> GIVEN DATA:
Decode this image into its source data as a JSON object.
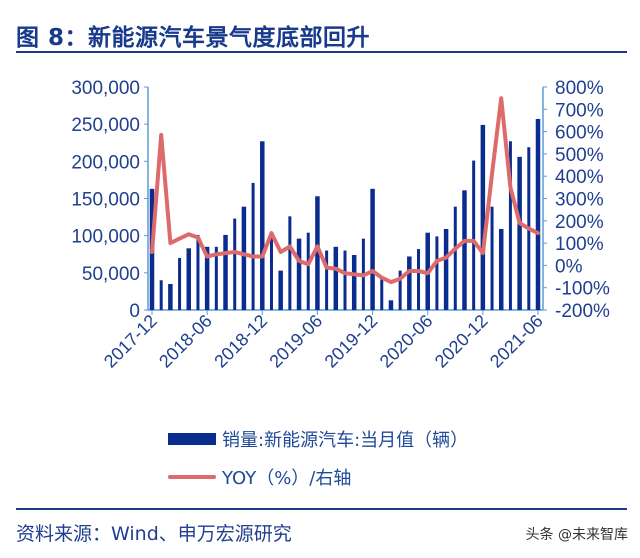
{
  "title": "图 8：新能源汽车景气度底部回升",
  "source": "资料来源：Wind、申万宏源研究",
  "watermark": "头条 @未来智库",
  "colors": {
    "bars": "#0b2c8f",
    "line": "#dd6b6b",
    "text": "#1f3f8f",
    "axis": "#5b9bd5"
  },
  "chart_data": {
    "type": "bar+line",
    "legend": [
      "销量:新能源汽车:当月值（辆）",
      "YOY（%）/右轴"
    ],
    "legend_position": "bottom",
    "grid": false,
    "x": [
      "2017-12",
      "2018-01",
      "2018-02",
      "2018-03",
      "2018-04",
      "2018-05",
      "2018-06",
      "2018-07",
      "2018-08",
      "2018-09",
      "2018-10",
      "2018-11",
      "2018-12",
      "2019-01",
      "2019-02",
      "2019-03",
      "2019-04",
      "2019-05",
      "2019-06",
      "2019-07",
      "2019-08",
      "2019-09",
      "2019-10",
      "2019-11",
      "2019-12",
      "2020-01",
      "2020-02",
      "2020-03",
      "2020-04",
      "2020-05",
      "2020-06",
      "2020-07",
      "2020-08",
      "2020-09",
      "2020-10",
      "2020-11",
      "2020-12",
      "2021-01",
      "2021-02",
      "2021-03",
      "2021-04",
      "2021-05",
      "2021-06"
    ],
    "x_tick_labels": [
      "2017-12",
      "2018-06",
      "2018-12",
      "2019-06",
      "2019-12",
      "2020-06",
      "2020-12",
      "2021-06"
    ],
    "left_axis": {
      "ylim": [
        0,
        300000
      ],
      "ticks": [
        "0",
        "50,000",
        "100,000",
        "150,000",
        "200,000",
        "250,000",
        "300,000"
      ]
    },
    "right_axis": {
      "ylim": [
        -200,
        800
      ],
      "ticks": [
        "-200%",
        "-100%",
        "0%",
        "100%",
        "200%",
        "300%",
        "400%",
        "500%",
        "600%",
        "700%",
        "800%"
      ]
    },
    "series": [
      {
        "name": "销量:新能源汽车:当月值（辆）",
        "type": "bar",
        "axis": "left",
        "values": [
          163000,
          40000,
          35000,
          70000,
          83000,
          101000,
          85000,
          85000,
          101000,
          123000,
          139000,
          171000,
          227000,
          97000,
          53000,
          126000,
          96000,
          104000,
          153000,
          80000,
          85000,
          80000,
          74000,
          96000,
          163000,
          43000,
          13000,
          53000,
          72000,
          82000,
          104000,
          99000,
          109000,
          139000,
          161000,
          201000,
          249000,
          139000,
          109000,
          227000,
          206000,
          219000,
          257000
        ]
      },
      {
        "name": "YOY（%）/右轴",
        "type": "line",
        "axis": "right",
        "values": [
          60,
          585,
          100,
          120,
          140,
          125,
          40,
          50,
          55,
          60,
          50,
          40,
          40,
          145,
          60,
          85,
          20,
          5,
          85,
          -10,
          -15,
          -35,
          -40,
          -45,
          -25,
          -55,
          -75,
          -60,
          -25,
          -25,
          -35,
          20,
          35,
          75,
          110,
          110,
          55,
          410,
          750,
          350,
          190,
          165,
          145
        ]
      }
    ]
  }
}
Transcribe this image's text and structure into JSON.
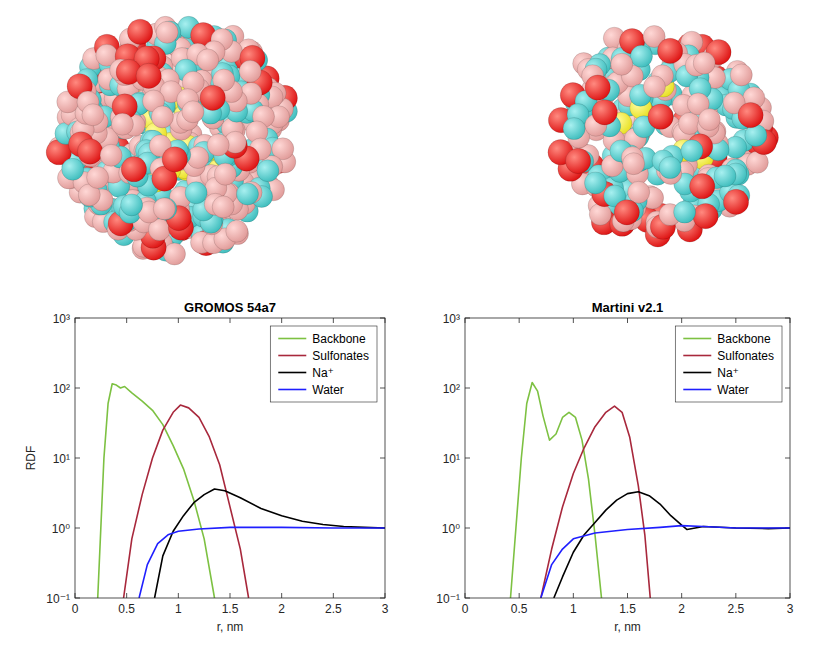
{
  "chart_data": [
    {
      "type": "line",
      "title": "GROMOS 54a7",
      "xlabel": "r, nm",
      "ylabel": "RDF",
      "log": "y",
      "legend": "top-right",
      "xlim": [
        0,
        3
      ],
      "xticks": [
        0,
        0.5,
        1,
        1.5,
        2,
        2.5,
        3
      ],
      "ylim": [
        0.1,
        1000
      ],
      "yticks": [
        {
          "value": 0.1,
          "label": "10⁻¹"
        },
        {
          "value": 1,
          "label": "10⁰"
        },
        {
          "value": 10,
          "label": "10¹"
        },
        {
          "value": 100,
          "label": "10²"
        },
        {
          "value": 1000,
          "label": "10³"
        }
      ],
      "series": [
        {
          "name": "Backbone",
          "color": "#7dc142",
          "x": [
            0.22,
            0.25,
            0.28,
            0.32,
            0.36,
            0.4,
            0.44,
            0.48,
            0.55,
            0.65,
            0.75,
            0.85,
            0.95,
            1.05,
            1.15,
            1.25,
            1.35
          ],
          "values": [
            0.1,
            1,
            10,
            60,
            115,
            110,
            100,
            105,
            85,
            65,
            48,
            30,
            15,
            7,
            2.5,
            0.7,
            0.1
          ]
        },
        {
          "name": "Sulfonates",
          "color": "#a8283c",
          "x": [
            0.47,
            0.55,
            0.65,
            0.75,
            0.85,
            0.95,
            1.02,
            1.1,
            1.2,
            1.3,
            1.4,
            1.5,
            1.6,
            1.68
          ],
          "values": [
            0.1,
            0.7,
            3,
            10,
            25,
            45,
            57,
            52,
            38,
            20,
            8,
            2,
            0.5,
            0.1
          ]
        },
        {
          "name": "Na⁺",
          "color": "#000000",
          "x": [
            0.77,
            0.85,
            0.95,
            1.05,
            1.15,
            1.25,
            1.35,
            1.45,
            1.6,
            1.8,
            2.0,
            2.2,
            2.4,
            2.6,
            2.8,
            3.0
          ],
          "values": [
            0.1,
            0.4,
            0.9,
            1.5,
            2.3,
            3,
            3.6,
            3.4,
            2.7,
            1.9,
            1.5,
            1.25,
            1.12,
            1.05,
            1.02,
            1.0
          ]
        },
        {
          "name": "Water",
          "color": "#1f1fff",
          "x": [
            0.62,
            0.7,
            0.8,
            0.9,
            1.0,
            1.2,
            1.5,
            2.0,
            2.5,
            3.0
          ],
          "values": [
            0.1,
            0.3,
            0.6,
            0.8,
            0.9,
            0.97,
            1.02,
            1.02,
            1.0,
            1.0
          ]
        }
      ]
    },
    {
      "type": "line",
      "title": "Martini v2.1",
      "xlabel": "r, nm",
      "log": "y",
      "legend": "top-right",
      "xlim": [
        0,
        3
      ],
      "xticks": [
        0,
        0.5,
        1,
        1.5,
        2,
        2.5,
        3
      ],
      "ylim": [
        0.1,
        1000
      ],
      "yticks": [
        {
          "value": 0.1,
          "label": "10⁻¹"
        },
        {
          "value": 1,
          "label": "10⁰"
        },
        {
          "value": 10,
          "label": "10¹"
        },
        {
          "value": 100,
          "label": "10²"
        },
        {
          "value": 1000,
          "label": "10³"
        }
      ],
      "series": [
        {
          "name": "Backbone",
          "color": "#7dc142",
          "x": [
            0.42,
            0.47,
            0.52,
            0.57,
            0.62,
            0.67,
            0.72,
            0.78,
            0.84,
            0.9,
            0.96,
            1.02,
            1.08,
            1.14,
            1.2,
            1.26
          ],
          "values": [
            0.1,
            1,
            10,
            60,
            120,
            90,
            40,
            18,
            22,
            38,
            45,
            38,
            18,
            5,
            0.8,
            0.1
          ]
        },
        {
          "name": "Sulfonates",
          "color": "#a8283c",
          "x": [
            0.7,
            0.8,
            0.9,
            1.0,
            1.1,
            1.2,
            1.3,
            1.38,
            1.45,
            1.52,
            1.6,
            1.66,
            1.71
          ],
          "values": [
            0.1,
            0.5,
            2,
            6,
            14,
            28,
            45,
            55,
            45,
            20,
            4,
            0.8,
            0.1
          ]
        },
        {
          "name": "Na⁺",
          "color": "#000000",
          "x": [
            0.82,
            0.9,
            1.0,
            1.1,
            1.2,
            1.3,
            1.4,
            1.5,
            1.6,
            1.7,
            1.8,
            1.9,
            2.0,
            2.05,
            2.2,
            2.5,
            2.8,
            3.0
          ],
          "values": [
            0.1,
            0.2,
            0.45,
            0.8,
            1.2,
            1.8,
            2.5,
            3.1,
            3.3,
            2.9,
            2.2,
            1.5,
            1.1,
            0.95,
            1.05,
            1.0,
            0.98,
            1.0
          ]
        },
        {
          "name": "Water",
          "color": "#1f1fff",
          "x": [
            0.7,
            0.8,
            0.9,
            1.0,
            1.2,
            1.5,
            1.8,
            2.0,
            2.2,
            2.5,
            3.0
          ],
          "values": [
            0.1,
            0.3,
            0.5,
            0.7,
            0.85,
            0.95,
            1.02,
            1.08,
            1.05,
            1.0,
            1.0
          ]
        }
      ]
    }
  ]
}
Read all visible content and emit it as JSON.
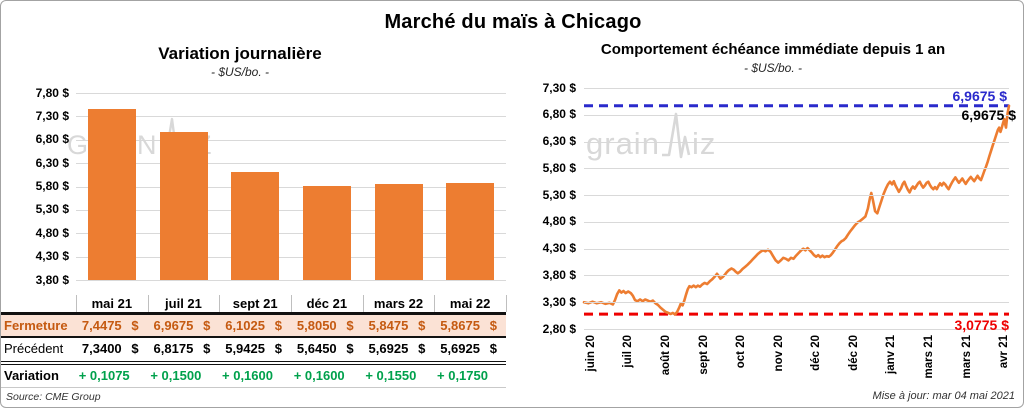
{
  "page": {
    "title": "Marché du maïs à Chicago",
    "source": "Source: CME Group",
    "updated": "Mise à jour: mar 04 mai 2021",
    "watermark": {
      "part1": "grain",
      "part2": "iz"
    }
  },
  "colors": {
    "orange": "#ED7D31",
    "blue": "#2A2ACC",
    "red": "#EE0000",
    "green": "#00A14C",
    "fermeture_text": "#C55A11",
    "fermeture_bg": "#FBE2D5",
    "grid": "#D9D9D9",
    "watermark": "#D8D8D8"
  },
  "left_table": {
    "rows": [
      {
        "label": "Fermeture",
        "style": "fermeture",
        "unit": "$",
        "values": [
          "7,4475",
          "6,9675",
          "6,1025",
          "5,8050",
          "5,8475",
          "5,8675"
        ]
      },
      {
        "label": "Précédent",
        "style": "precedent",
        "unit": "$",
        "values": [
          "7,3400",
          "6,8175",
          "5,9425",
          "5,6450",
          "5,6925",
          "5,6925"
        ]
      },
      {
        "label": "Variation",
        "style": "variation",
        "unit": "",
        "values": [
          "+ 0,1075",
          "+ 0,1500",
          "+ 0,1600",
          "+ 0,1600",
          "+ 0,1550",
          "+ 0,1750"
        ]
      }
    ]
  },
  "chart_data": [
    {
      "type": "bar",
      "title": "Variation journalière",
      "subtitle": "- $US/bo. -",
      "categories": [
        "mai 21",
        "juil 21",
        "sept 21",
        "déc 21",
        "mars 22",
        "mai 22"
      ],
      "values": [
        7.4475,
        6.9675,
        6.1025,
        5.805,
        5.8475,
        5.8675
      ],
      "ylim": [
        3.8,
        7.8
      ],
      "ytick_labels": [
        "7,80 $",
        "7,30 $",
        "6,80 $",
        "6,30 $",
        "5,80 $",
        "5,30 $",
        "4,80 $",
        "4,30 $",
        "3,80 $"
      ],
      "bar_color": "#ED7D31",
      "grid": true,
      "legend": "none"
    },
    {
      "type": "line",
      "title": "Comportement échéance immédiate depuis 1 an",
      "subtitle": "- $US/bo. -",
      "x_tick_labels": [
        "juin 20",
        "juil 20",
        "août 20",
        "sept 20",
        "oct 20",
        "nov 20",
        "déc 20",
        "déc 20",
        "janv 21",
        "mars 21",
        "mars 21",
        "avr 21"
      ],
      "ylim": [
        2.8,
        7.3
      ],
      "ytick_labels": [
        "7,30 $",
        "6,80 $",
        "6,30 $",
        "5,80 $",
        "5,30 $",
        "4,80 $",
        "4,30 $",
        "3,80 $",
        "3,30 $",
        "2,80 $"
      ],
      "line_color": "#ED7D31",
      "grid": true,
      "max_line": {
        "value": 6.9675,
        "label": "6,9675 $",
        "color": "#2A2ACC"
      },
      "last_label": {
        "value": 6.9675,
        "label": "6,9675 $",
        "color": "#000000"
      },
      "min_line": {
        "value": 3.0775,
        "label": "3,0775 $",
        "color": "#EE0000"
      },
      "points": [
        [
          0.0,
          3.3
        ],
        [
          0.01,
          3.28
        ],
        [
          0.02,
          3.31
        ],
        [
          0.03,
          3.28
        ],
        [
          0.04,
          3.3
        ],
        [
          0.05,
          3.27
        ],
        [
          0.06,
          3.29
        ],
        [
          0.068,
          3.26
        ],
        [
          0.073,
          3.34
        ],
        [
          0.078,
          3.45
        ],
        [
          0.083,
          3.52
        ],
        [
          0.088,
          3.48
        ],
        [
          0.093,
          3.51
        ],
        [
          0.098,
          3.47
        ],
        [
          0.104,
          3.5
        ],
        [
          0.11,
          3.47
        ],
        [
          0.115,
          3.42
        ],
        [
          0.12,
          3.34
        ],
        [
          0.126,
          3.32
        ],
        [
          0.132,
          3.35
        ],
        [
          0.138,
          3.32
        ],
        [
          0.144,
          3.35
        ],
        [
          0.15,
          3.33
        ],
        [
          0.156,
          3.31
        ],
        [
          0.162,
          3.33
        ],
        [
          0.168,
          3.28
        ],
        [
          0.174,
          3.25
        ],
        [
          0.18,
          3.2
        ],
        [
          0.186,
          3.16
        ],
        [
          0.192,
          3.12
        ],
        [
          0.198,
          3.1
        ],
        [
          0.204,
          3.08
        ],
        [
          0.209,
          3.1
        ],
        [
          0.214,
          3.07
        ],
        [
          0.219,
          3.12
        ],
        [
          0.224,
          3.2
        ],
        [
          0.228,
          3.28
        ],
        [
          0.232,
          3.24
        ],
        [
          0.236,
          3.33
        ],
        [
          0.24,
          3.44
        ],
        [
          0.244,
          3.54
        ],
        [
          0.248,
          3.6
        ],
        [
          0.253,
          3.58
        ],
        [
          0.258,
          3.61
        ],
        [
          0.263,
          3.58
        ],
        [
          0.268,
          3.61
        ],
        [
          0.273,
          3.59
        ],
        [
          0.278,
          3.63
        ],
        [
          0.284,
          3.66
        ],
        [
          0.29,
          3.64
        ],
        [
          0.296,
          3.69
        ],
        [
          0.302,
          3.73
        ],
        [
          0.308,
          3.78
        ],
        [
          0.313,
          3.83
        ],
        [
          0.317,
          3.79
        ],
        [
          0.321,
          3.74
        ],
        [
          0.326,
          3.77
        ],
        [
          0.331,
          3.81
        ],
        [
          0.336,
          3.86
        ],
        [
          0.341,
          3.9
        ],
        [
          0.347,
          3.93
        ],
        [
          0.352,
          3.91
        ],
        [
          0.357,
          3.87
        ],
        [
          0.362,
          3.84
        ],
        [
          0.367,
          3.87
        ],
        [
          0.373,
          3.92
        ],
        [
          0.379,
          3.96
        ],
        [
          0.385,
          4.0
        ],
        [
          0.391,
          4.05
        ],
        [
          0.397,
          4.1
        ],
        [
          0.403,
          4.15
        ],
        [
          0.409,
          4.2
        ],
        [
          0.415,
          4.24
        ],
        [
          0.421,
          4.27
        ],
        [
          0.427,
          4.25
        ],
        [
          0.433,
          4.28
        ],
        [
          0.439,
          4.24
        ],
        [
          0.445,
          4.16
        ],
        [
          0.451,
          4.08
        ],
        [
          0.457,
          4.04
        ],
        [
          0.463,
          4.08
        ],
        [
          0.469,
          4.13
        ],
        [
          0.475,
          4.11
        ],
        [
          0.481,
          4.08
        ],
        [
          0.487,
          4.13
        ],
        [
          0.493,
          4.11
        ],
        [
          0.499,
          4.17
        ],
        [
          0.505,
          4.22
        ],
        [
          0.511,
          4.27
        ],
        [
          0.516,
          4.3
        ],
        [
          0.521,
          4.27
        ],
        [
          0.526,
          4.31
        ],
        [
          0.531,
          4.27
        ],
        [
          0.536,
          4.23
        ],
        [
          0.541,
          4.18
        ],
        [
          0.546,
          4.15
        ],
        [
          0.551,
          4.18
        ],
        [
          0.556,
          4.14
        ],
        [
          0.561,
          4.17
        ],
        [
          0.566,
          4.14
        ],
        [
          0.571,
          4.16
        ],
        [
          0.576,
          4.15
        ],
        [
          0.581,
          4.18
        ],
        [
          0.586,
          4.23
        ],
        [
          0.591,
          4.29
        ],
        [
          0.596,
          4.35
        ],
        [
          0.601,
          4.4
        ],
        [
          0.606,
          4.44
        ],
        [
          0.611,
          4.46
        ],
        [
          0.616,
          4.5
        ],
        [
          0.621,
          4.56
        ],
        [
          0.626,
          4.62
        ],
        [
          0.632,
          4.68
        ],
        [
          0.638,
          4.74
        ],
        [
          0.644,
          4.79
        ],
        [
          0.65,
          4.82
        ],
        [
          0.656,
          4.86
        ],
        [
          0.662,
          4.9
        ],
        [
          0.668,
          5.05
        ],
        [
          0.673,
          5.25
        ],
        [
          0.676,
          5.34
        ],
        [
          0.68,
          5.2
        ],
        [
          0.685,
          5.0
        ],
        [
          0.69,
          4.96
        ],
        [
          0.695,
          5.08
        ],
        [
          0.7,
          5.2
        ],
        [
          0.705,
          5.32
        ],
        [
          0.71,
          5.42
        ],
        [
          0.715,
          5.5
        ],
        [
          0.72,
          5.55
        ],
        [
          0.725,
          5.5
        ],
        [
          0.729,
          5.56
        ],
        [
          0.733,
          5.48
        ],
        [
          0.737,
          5.42
        ],
        [
          0.741,
          5.36
        ],
        [
          0.746,
          5.43
        ],
        [
          0.75,
          5.51
        ],
        [
          0.754,
          5.55
        ],
        [
          0.758,
          5.47
        ],
        [
          0.762,
          5.4
        ],
        [
          0.766,
          5.35
        ],
        [
          0.77,
          5.42
        ],
        [
          0.774,
          5.46
        ],
        [
          0.778,
          5.42
        ],
        [
          0.782,
          5.47
        ],
        [
          0.786,
          5.52
        ],
        [
          0.79,
          5.55
        ],
        [
          0.794,
          5.49
        ],
        [
          0.798,
          5.44
        ],
        [
          0.802,
          5.48
        ],
        [
          0.806,
          5.53
        ],
        [
          0.81,
          5.55
        ],
        [
          0.814,
          5.49
        ],
        [
          0.818,
          5.44
        ],
        [
          0.822,
          5.41
        ],
        [
          0.826,
          5.45
        ],
        [
          0.83,
          5.41
        ],
        [
          0.834,
          5.47
        ],
        [
          0.838,
          5.52
        ],
        [
          0.842,
          5.48
        ],
        [
          0.846,
          5.53
        ],
        [
          0.85,
          5.5
        ],
        [
          0.854,
          5.45
        ],
        [
          0.858,
          5.41
        ],
        [
          0.862,
          5.48
        ],
        [
          0.866,
          5.54
        ],
        [
          0.87,
          5.59
        ],
        [
          0.874,
          5.63
        ],
        [
          0.878,
          5.58
        ],
        [
          0.882,
          5.53
        ],
        [
          0.886,
          5.57
        ],
        [
          0.89,
          5.61
        ],
        [
          0.894,
          5.56
        ],
        [
          0.898,
          5.51
        ],
        [
          0.902,
          5.56
        ],
        [
          0.906,
          5.6
        ],
        [
          0.91,
          5.64
        ],
        [
          0.914,
          5.6
        ],
        [
          0.918,
          5.56
        ],
        [
          0.922,
          5.61
        ],
        [
          0.926,
          5.66
        ],
        [
          0.93,
          5.61
        ],
        [
          0.934,
          5.58
        ],
        [
          0.938,
          5.66
        ],
        [
          0.942,
          5.75
        ],
        [
          0.946,
          5.83
        ],
        [
          0.95,
          5.93
        ],
        [
          0.954,
          6.03
        ],
        [
          0.958,
          6.13
        ],
        [
          0.962,
          6.23
        ],
        [
          0.966,
          6.33
        ],
        [
          0.97,
          6.43
        ],
        [
          0.974,
          6.52
        ],
        [
          0.977,
          6.56
        ],
        [
          0.98,
          6.48
        ],
        [
          0.983,
          6.56
        ],
        [
          0.986,
          6.65
        ],
        [
          0.989,
          6.72
        ],
        [
          0.991,
          6.62
        ],
        [
          0.993,
          6.56
        ],
        [
          0.995,
          6.72
        ],
        [
          0.997,
          6.84
        ],
        [
          1.0,
          6.9675
        ]
      ]
    }
  ]
}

> WHAT YOU WILL DO:
Using the records above, gather all lines where the string "watermark" is present.

> SOLUTION TO THE EXERCISE:
  "watermark": "头条 @未来智库",
    "watermark": {
    "watermark": "#D8D8D8"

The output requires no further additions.